Can you quote, word for word, the passage of the Panama cell phone guide starting at "- Use an unlocked" and ending at "using their service."?

- [Selection]:
+ + + +
Updated: February 7, 2019
My cell phone recently died.
My screen was a mass of colorful lines in motion.
Very pretty. But useless as a phone.
I felt disconnected from the world.
Cell phones are the easiest way to connect with friends and family – no matter where you are.
For people newly transplanted to Panama, having that connection is very important. It will help you feel less lonely and alone as you find your place in your new country.
I strongly recommend that you figure out your phone situation before you move to Panama.
Decide on Your Cell Phone
Your 1st step is to decide on the cell phone you will use in Panama. If you use your current phone, know that paying your plan’s expensive international roaming charges is not your only option.
Luckily, it is easy to avoid paying those high roaming charges.
You have 3 options to avoid paying international roaming charges while in Panama.
- Use an unlocked phone. It is easy to unlock your phone. Then you can simply get data and minutes from one of Panama’s cell phone companies. (more on that below)
- Buy a phone in Panama. You can get one for $50 – $300+
- Use TMobile. They offer unlimited texting and 3G data in 210 countries, automatically. Calls cost .25 cents/minute in Panama. (more below)
This is a good option. Having an unlocked phone allows you to buy a SIM card from the provider of your choice and start using their service.
One of the main advantages of using your current (and unlocked) phone while in Panama is you will have access to all your contacts and other information that you store on your phone. This makes life a lot easier.
What is an unlocked phone? If you signed a 2-year contract to get a cheaper phone, it’s probably locked. Which means it will only work with your current service provider. However, most phone plans these days don’t require a contract. When you have an unlocked phone you are free to use any service provider.
Some background info: A SIM card is the little chip your service provider gives you. It is inserted into your phone and determines your phone number. You need a new SIM card whenever you change service providers.
Thankfully, the SIM card is independent of your phone storage. Changing your SIM card does not affect any of your contacts, photos, apps and other information you have stored on your phone. Which is why unlocking your phone is the best option. You can keep all your info, even as you change to a new provider in Panama.
Keep in mind, to use a SIM card, your phone must use GSM technology. Your phone probably uses GSM. Most phones in the world do. There are some phones in the US that do not. They use CDMA technology. For example, Verison, Sprint, and US Cellular have CDMA phones. But these companies have been switching to GSM or Universal phones. Universal phones accommodate both technologies.
How To Unlock Your Phone
The best way to get an unlocked phone is to get your current phone unlocked, if it isn’t already.
It is easy to unlock your phone.
For instance, back in 2015, the USA passed a law requiring providers to unlock customers’ phones upon their request. However, the company is only required to do so if you don’t owe money on your contract or phone.
+ + + +
- [Data lines]:
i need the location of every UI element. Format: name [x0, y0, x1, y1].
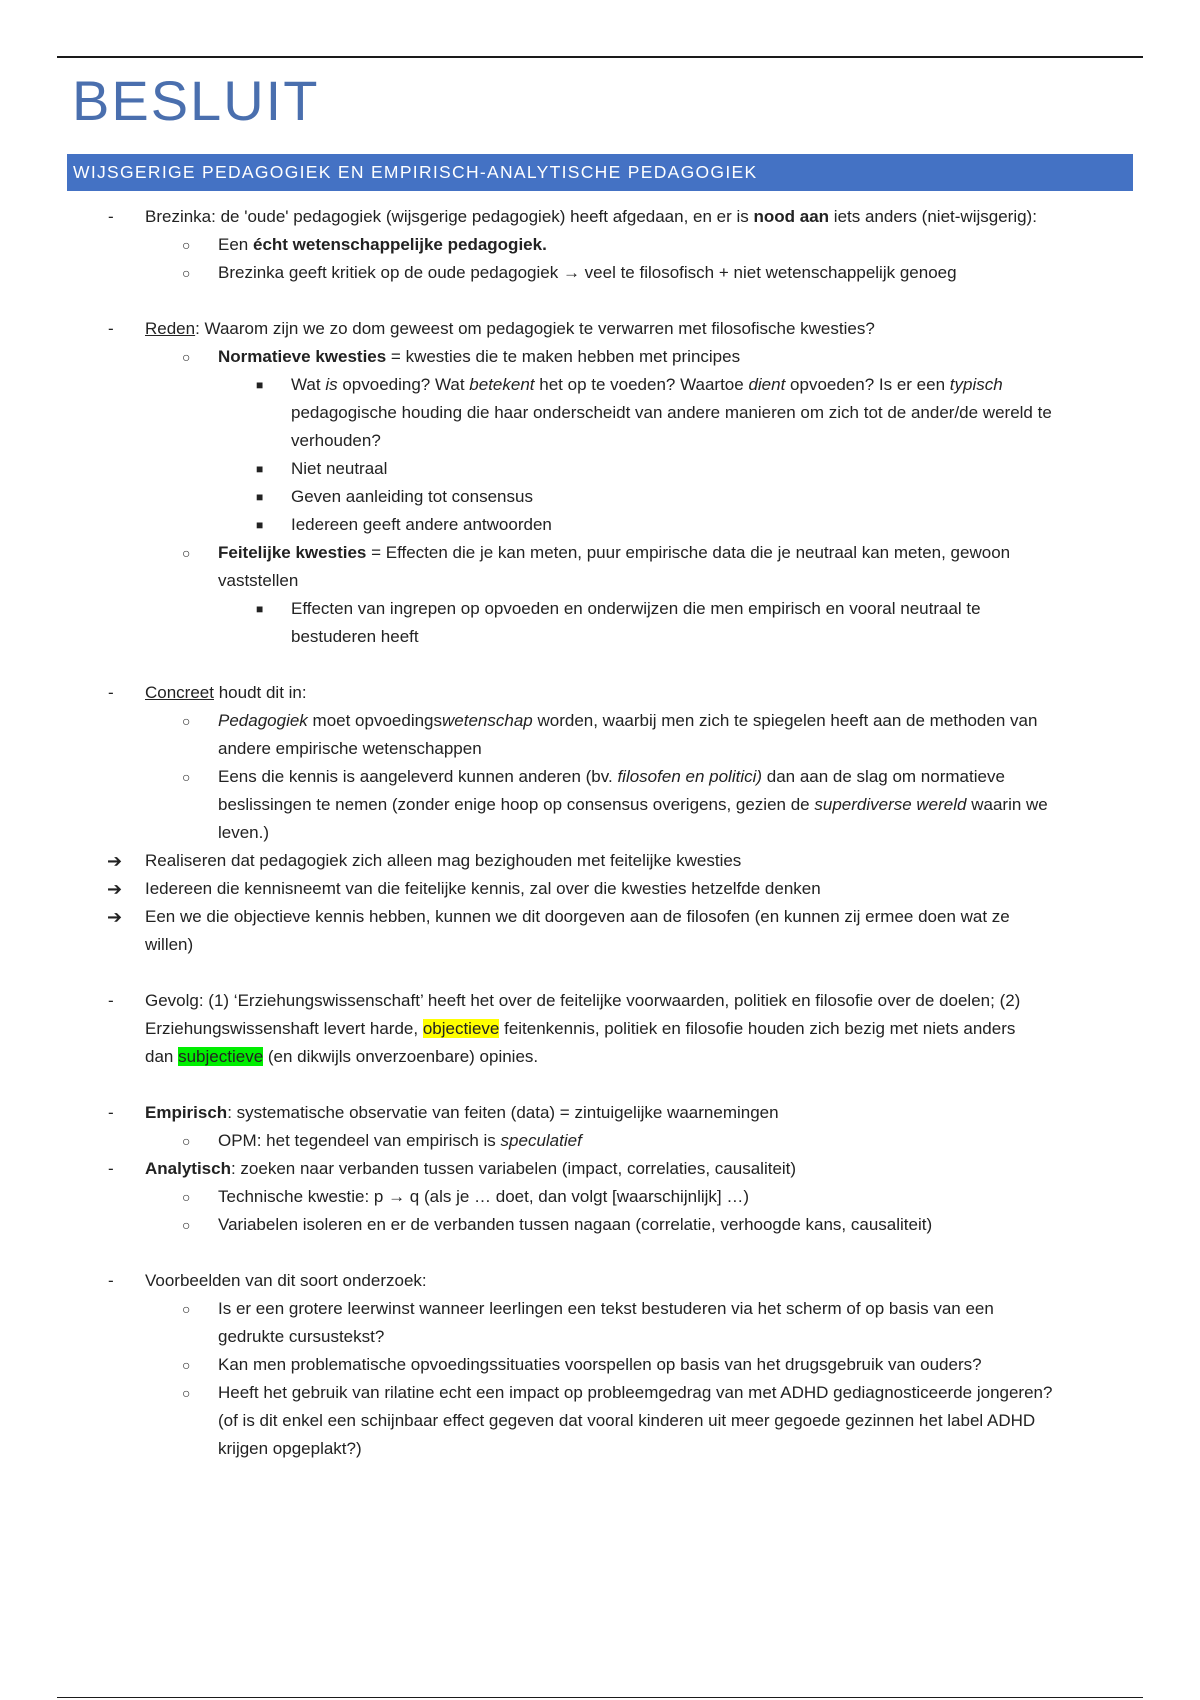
+ + + +
- [Solved exercise]:
- Use an unlocked phone. It is easy to unlock your phone. Then you can simply get data and minutes from one of Panama’s cell phone companies. (more on that below)
- Buy a phone in Panama. You can get one for $50 – $300+
- Use TMobile. They offer unlimited texting and 3G data in 210 countries, automatically. Calls cost .25 cents/minute in Panama. (more below)
This is a good option. Having an unlocked phone allows you to buy a SIM card from the provider of your choice and start using their service.